= Task requirements =
Scan the data below. Pull out each line where "государственной" occurs.

Items from a data source:
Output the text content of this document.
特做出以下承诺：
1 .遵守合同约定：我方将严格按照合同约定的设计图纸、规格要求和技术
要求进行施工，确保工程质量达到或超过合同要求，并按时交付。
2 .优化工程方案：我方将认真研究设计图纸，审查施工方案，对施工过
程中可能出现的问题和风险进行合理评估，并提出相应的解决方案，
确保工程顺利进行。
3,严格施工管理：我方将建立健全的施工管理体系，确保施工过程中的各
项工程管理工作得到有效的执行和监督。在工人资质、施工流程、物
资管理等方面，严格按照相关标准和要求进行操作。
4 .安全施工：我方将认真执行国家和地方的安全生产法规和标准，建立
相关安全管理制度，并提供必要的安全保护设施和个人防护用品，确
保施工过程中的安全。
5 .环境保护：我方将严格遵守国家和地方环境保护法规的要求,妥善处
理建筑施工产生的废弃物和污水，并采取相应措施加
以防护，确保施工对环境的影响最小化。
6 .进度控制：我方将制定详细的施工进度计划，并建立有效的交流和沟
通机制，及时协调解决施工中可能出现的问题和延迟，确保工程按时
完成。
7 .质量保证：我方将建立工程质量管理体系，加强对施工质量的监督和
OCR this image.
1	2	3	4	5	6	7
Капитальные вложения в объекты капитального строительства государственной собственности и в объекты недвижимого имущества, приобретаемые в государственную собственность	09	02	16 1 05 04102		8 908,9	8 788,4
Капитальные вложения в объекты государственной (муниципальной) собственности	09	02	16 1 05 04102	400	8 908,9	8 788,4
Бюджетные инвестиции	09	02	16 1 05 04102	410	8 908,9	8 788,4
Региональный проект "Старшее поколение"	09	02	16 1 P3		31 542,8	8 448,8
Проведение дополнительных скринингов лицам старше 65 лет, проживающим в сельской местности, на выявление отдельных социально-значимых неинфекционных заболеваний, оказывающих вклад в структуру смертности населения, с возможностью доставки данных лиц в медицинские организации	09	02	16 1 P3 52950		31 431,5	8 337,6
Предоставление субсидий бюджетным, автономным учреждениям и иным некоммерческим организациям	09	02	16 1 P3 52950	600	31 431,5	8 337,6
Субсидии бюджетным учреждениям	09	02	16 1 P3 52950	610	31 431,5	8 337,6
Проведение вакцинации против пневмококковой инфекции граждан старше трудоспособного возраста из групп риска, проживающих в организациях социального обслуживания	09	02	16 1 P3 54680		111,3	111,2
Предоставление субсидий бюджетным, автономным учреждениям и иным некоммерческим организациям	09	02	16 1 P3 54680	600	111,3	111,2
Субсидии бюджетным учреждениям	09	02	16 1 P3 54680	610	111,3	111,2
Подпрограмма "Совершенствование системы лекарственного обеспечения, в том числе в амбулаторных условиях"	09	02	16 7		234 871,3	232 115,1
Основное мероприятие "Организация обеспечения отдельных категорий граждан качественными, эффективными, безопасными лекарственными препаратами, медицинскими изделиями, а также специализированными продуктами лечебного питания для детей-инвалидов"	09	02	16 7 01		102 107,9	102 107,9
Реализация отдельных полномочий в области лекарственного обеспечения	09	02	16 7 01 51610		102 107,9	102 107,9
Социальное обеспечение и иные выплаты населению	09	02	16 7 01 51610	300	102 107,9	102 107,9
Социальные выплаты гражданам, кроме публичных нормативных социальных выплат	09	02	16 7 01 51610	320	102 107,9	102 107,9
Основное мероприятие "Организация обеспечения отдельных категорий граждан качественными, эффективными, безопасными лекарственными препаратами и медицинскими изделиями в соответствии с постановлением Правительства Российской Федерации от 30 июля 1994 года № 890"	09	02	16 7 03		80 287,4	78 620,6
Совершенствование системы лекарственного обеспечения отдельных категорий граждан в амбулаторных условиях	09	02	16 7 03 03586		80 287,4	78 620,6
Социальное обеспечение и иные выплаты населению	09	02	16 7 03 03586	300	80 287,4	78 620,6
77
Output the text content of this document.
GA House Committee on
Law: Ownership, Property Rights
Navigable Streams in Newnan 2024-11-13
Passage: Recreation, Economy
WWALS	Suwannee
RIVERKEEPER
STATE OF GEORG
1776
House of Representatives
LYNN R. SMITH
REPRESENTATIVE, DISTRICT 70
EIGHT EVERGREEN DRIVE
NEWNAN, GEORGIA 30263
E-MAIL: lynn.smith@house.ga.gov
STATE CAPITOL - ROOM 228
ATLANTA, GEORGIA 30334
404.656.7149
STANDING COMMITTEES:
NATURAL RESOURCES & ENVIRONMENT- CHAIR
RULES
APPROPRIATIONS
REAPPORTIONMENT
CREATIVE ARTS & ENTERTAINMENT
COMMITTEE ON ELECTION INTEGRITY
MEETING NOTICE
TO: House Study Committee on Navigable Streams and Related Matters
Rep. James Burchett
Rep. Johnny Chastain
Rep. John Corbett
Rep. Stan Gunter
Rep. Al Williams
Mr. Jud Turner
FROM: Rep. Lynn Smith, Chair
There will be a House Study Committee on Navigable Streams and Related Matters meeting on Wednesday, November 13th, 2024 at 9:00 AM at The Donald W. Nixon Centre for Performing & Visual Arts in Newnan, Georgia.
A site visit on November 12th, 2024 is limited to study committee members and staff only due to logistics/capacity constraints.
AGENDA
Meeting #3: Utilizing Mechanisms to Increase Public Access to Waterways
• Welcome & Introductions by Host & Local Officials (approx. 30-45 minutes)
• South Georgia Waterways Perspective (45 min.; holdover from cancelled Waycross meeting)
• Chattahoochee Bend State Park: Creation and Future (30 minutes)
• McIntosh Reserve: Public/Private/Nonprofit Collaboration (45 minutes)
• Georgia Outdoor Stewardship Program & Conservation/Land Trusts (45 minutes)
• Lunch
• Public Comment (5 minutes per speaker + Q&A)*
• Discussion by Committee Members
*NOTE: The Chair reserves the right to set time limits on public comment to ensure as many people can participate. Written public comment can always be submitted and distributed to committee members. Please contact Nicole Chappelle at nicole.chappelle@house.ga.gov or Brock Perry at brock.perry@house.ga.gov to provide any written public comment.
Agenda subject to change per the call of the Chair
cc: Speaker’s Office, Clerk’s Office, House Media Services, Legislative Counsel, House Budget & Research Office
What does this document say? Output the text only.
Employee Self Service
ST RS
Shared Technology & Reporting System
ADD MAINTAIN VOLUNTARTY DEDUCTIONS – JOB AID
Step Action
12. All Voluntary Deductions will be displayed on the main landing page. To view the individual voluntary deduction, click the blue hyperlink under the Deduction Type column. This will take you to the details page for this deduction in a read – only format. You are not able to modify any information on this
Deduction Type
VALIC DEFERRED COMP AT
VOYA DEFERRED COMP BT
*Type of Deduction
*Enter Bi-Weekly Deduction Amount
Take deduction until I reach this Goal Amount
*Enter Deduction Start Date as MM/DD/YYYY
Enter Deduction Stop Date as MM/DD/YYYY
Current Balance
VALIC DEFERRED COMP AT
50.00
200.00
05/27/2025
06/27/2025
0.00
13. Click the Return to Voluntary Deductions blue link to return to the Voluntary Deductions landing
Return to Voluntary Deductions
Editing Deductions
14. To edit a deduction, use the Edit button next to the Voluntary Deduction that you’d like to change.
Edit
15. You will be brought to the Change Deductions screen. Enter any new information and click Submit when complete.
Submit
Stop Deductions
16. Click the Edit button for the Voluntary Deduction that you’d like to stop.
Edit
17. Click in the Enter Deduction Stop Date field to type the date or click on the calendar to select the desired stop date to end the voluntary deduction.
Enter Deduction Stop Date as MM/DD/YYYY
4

= Exercise response =
Капитальные вложения в объекты капитального строительства государственной собственности и в объекты недвижимого имущества, приобретаемые в государственную собственность	09	02	16 1 05 04102		8 908,9	8 788,4
Капитальные вложения в объекты государственной (муниципальной) собственности	09	02	16 1 05 04102	400	8 908,9	8 788,4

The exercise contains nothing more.